**Written task**
Of the lines listed below, how many contain the string "JSON"? Answer with the number alone.
* START Data to use *
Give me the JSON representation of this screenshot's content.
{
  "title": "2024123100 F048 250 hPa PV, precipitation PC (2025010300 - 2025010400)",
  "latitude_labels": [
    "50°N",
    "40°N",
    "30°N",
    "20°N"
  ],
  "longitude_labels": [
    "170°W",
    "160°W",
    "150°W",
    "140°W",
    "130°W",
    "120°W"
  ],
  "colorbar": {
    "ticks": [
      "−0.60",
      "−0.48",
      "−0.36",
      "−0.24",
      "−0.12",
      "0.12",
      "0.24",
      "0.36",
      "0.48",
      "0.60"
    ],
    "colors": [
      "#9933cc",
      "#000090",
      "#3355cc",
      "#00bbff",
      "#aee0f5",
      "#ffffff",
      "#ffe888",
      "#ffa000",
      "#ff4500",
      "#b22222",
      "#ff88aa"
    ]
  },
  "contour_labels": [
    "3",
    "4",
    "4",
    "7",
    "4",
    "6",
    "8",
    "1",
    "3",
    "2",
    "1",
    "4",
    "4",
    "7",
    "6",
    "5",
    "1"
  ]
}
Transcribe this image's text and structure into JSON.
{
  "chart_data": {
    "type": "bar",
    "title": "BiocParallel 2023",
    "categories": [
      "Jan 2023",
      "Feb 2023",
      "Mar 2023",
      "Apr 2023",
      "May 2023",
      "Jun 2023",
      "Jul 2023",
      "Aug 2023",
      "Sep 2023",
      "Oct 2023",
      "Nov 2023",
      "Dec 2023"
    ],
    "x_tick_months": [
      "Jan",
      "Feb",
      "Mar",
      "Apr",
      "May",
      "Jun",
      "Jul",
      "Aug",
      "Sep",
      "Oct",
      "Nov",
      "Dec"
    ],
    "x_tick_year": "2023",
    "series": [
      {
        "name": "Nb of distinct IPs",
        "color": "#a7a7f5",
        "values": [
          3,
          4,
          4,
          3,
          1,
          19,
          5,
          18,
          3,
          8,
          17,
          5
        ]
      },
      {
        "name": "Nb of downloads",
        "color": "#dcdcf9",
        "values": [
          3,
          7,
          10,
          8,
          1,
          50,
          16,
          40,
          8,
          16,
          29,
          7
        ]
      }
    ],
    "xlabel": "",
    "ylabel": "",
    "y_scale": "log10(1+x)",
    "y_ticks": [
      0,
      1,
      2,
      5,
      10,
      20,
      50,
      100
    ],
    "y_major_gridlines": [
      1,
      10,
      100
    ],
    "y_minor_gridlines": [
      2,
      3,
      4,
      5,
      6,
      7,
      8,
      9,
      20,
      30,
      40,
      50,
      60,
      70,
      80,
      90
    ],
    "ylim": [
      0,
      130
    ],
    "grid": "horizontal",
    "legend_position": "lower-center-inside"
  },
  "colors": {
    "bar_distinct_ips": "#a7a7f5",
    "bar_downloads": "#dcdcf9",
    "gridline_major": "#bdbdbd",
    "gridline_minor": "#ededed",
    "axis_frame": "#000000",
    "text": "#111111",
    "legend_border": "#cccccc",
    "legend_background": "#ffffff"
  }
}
* END Data to use *
**The answer**
2